§ **What is expected**: Return a copy of each line that holds the string "certify".

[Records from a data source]

## begin

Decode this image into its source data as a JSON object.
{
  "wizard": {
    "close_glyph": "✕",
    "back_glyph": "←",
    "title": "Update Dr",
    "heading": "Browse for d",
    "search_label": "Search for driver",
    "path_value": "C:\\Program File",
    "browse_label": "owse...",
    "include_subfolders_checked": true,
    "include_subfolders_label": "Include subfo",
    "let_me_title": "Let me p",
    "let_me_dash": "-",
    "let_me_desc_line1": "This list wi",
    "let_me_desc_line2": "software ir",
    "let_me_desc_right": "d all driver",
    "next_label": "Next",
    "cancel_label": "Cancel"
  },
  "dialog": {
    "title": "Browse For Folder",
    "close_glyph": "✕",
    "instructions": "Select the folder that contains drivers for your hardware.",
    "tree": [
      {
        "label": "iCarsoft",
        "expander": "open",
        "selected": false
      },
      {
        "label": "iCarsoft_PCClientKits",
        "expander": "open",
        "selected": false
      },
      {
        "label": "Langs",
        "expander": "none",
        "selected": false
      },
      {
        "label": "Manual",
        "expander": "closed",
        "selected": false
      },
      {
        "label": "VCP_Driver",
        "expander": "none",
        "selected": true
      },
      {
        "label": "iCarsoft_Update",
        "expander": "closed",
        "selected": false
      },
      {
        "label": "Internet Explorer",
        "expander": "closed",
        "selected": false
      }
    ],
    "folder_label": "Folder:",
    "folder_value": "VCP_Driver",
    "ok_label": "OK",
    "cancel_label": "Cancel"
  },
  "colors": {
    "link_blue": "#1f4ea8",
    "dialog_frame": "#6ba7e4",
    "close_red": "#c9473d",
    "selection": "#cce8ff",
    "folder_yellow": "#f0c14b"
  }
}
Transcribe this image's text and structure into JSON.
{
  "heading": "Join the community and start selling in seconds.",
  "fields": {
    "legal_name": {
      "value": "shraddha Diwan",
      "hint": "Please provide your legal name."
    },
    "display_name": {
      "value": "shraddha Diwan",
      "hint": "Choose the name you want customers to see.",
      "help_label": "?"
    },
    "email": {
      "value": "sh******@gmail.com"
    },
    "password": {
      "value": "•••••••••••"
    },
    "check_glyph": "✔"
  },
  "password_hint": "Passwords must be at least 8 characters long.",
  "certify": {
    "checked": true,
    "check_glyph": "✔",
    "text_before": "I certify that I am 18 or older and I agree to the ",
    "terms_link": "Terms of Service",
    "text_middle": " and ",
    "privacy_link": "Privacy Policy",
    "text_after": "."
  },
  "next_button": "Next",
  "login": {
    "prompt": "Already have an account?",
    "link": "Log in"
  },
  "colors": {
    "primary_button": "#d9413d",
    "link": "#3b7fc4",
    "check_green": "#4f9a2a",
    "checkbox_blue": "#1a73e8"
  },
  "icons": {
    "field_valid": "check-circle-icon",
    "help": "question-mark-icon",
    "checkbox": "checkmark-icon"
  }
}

## end

§ **Exercise result**:
  "certify": {
    "text_before": "I certify that I am 18 or older and I agree to the ",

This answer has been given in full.